Financed Emissions: A New Standard for Calling Balls and Strikes

By: John A. Lanier
May 11, 2022 10:30 AM ET
Campaign: Ecocentricity Blog
close up of black and white stripped referee shirt with blue whistle

Financed Emissions: A New Standard for Calling Balls and Strikes

It takes a special kind of person to be a professional referee. I have loved sports my entire life, but not once have I thought, “I could see myself being a referee.” It is such a thankless job. At the highest level of sports, the calls that referees make can swing championships and millions of dollars. At the lowest level of sports - think 5-year-old coach-pitch baseball here - referees are often subjected to the rantings of overzealous parents. Who wants the pressure and the profanity that referees are so often subjected to? Well…referees do, I guess! And thank goodness for it, because without them, we couldn’t have the sports so many of us love so dearly.

But I’m not here to write about sports refs. Instead, as I so often do, I’m leaning on the crutch of a sports analogy to talk about something else entirely. I’m here to write about the referees of the finance world, also known as the Financial Accounting Standards Board (FASB). So grab your whistle and your favorite zebra shirt and let’s call some balls and strikes.

• • • • • • •

- Exercise
In the blog post on financed emissions, who does the writer call the referees of the finance world?

- Provided material
• • • • • • •

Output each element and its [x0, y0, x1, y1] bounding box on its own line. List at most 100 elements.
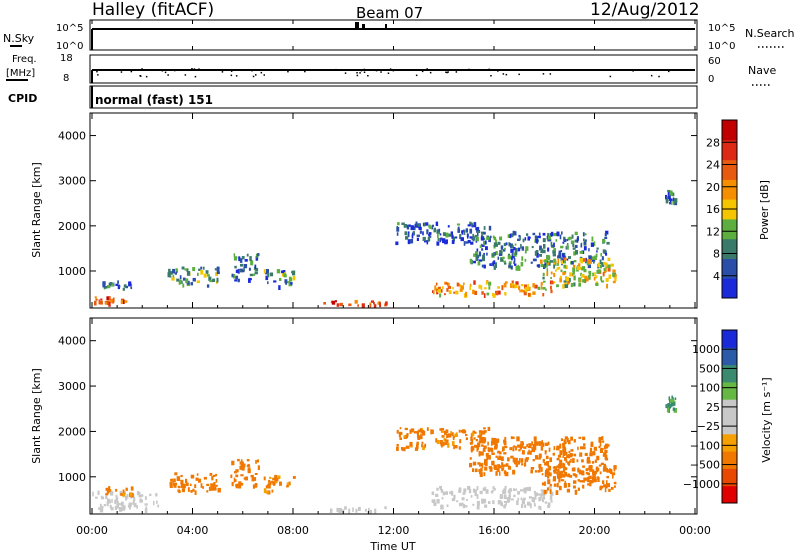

• • • • • • •

- Written answer
The Financial Accounting Standards Board (FASB).